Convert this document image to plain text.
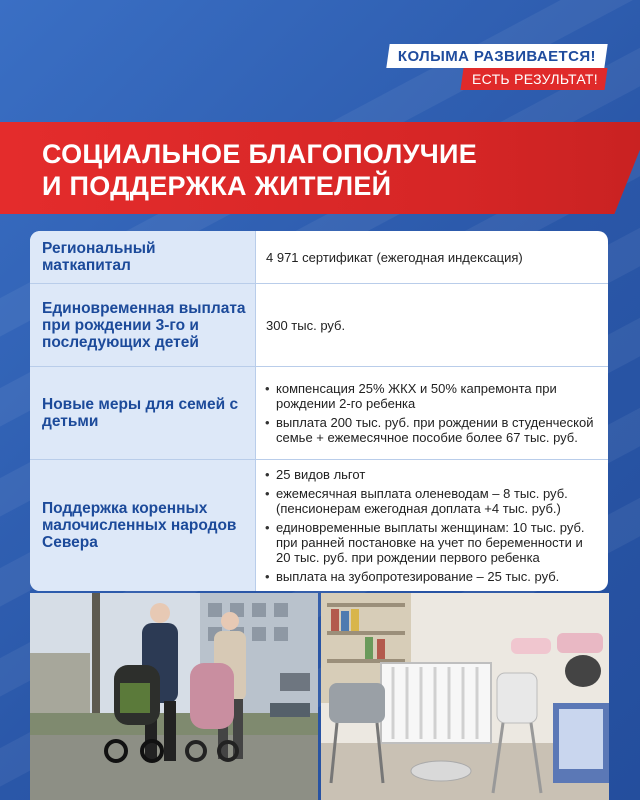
КОЛЫМА РАЗВИВАЕТСЯ!
ЕСТЬ РЕЗУЛЬТАТ!
СОЦИАЛЬНОЕ БЛАГОПОЛУЧИЕ
И ПОДДЕРЖКА ЖИТЕЛЕЙ
Региональный маткапитал	4 971 сертификат (ежегодная индексация)
Единовременная выплата при рождении 3-го и последующих детей
300 тыс. руб.
Новые меры для семей с детьми
• компенсация 25% ЖКХ и 50% капремонта при рождении 2-го ребенка
• выплата 200 тыс. руб. при рождении в студенческой семье + ежемесячное пособие более 67 тыс. руб.
Поддержка коренных малочисленных народов Севера
• 25 видов льгот
• ежемесячная выплата оленеводам – 8 тыс. руб. (пенсионерам ежегодная доплата +4 тыс. руб.)
• единовременные выплаты женщинам: 10 тыс. руб. при ранней постановке на учет по беременности и 20 тыс. руб. при рождении первого ребенка
• выплата на зубопротезирование – 25 тыс. руб.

^^^^^^^^^^^^^^^^

### Set exercise
Replicate the material above verbatim; images stay out of the copy.

### Output for this task
Convert this document image to plain text.
КОЛЫМА РАЗВИВАЕТСЯ!
ЕСТЬ РЕЗУЛЬТАТ!
СОЦИАЛЬНОЕ БЛАГОПОЛУЧИЕ
И ПОДДЕРЖКА ЖИТЕЛЕЙ
Региональный маткапитал	4 971 сертификат (ежегодная индексация)
Единовременная выплата при рождении 3-го и последующих детей
300 тыс. руб.
Новые меры для семей с детьми
• компенсация 25% ЖКХ и 50% капремонта при рождении 2-го ребенка
• выплата 200 тыс. руб. при рождении в студенческой семье + ежемесячное пособие более 67 тыс. руб.
Поддержка коренных малочисленных народов Севера
• 25 видов льгот
• ежемесячная выплата оленеводам – 8 тыс. руб. (пенсионерам ежегодная доплата +4 тыс. руб.)
• единовременные выплаты женщинам: 10 тыс. руб. при ранней постановке на учет по беременности и 20 тыс. руб. при рождении первого ребенка
• выплата на зубопротезирование – 25 тыс. руб.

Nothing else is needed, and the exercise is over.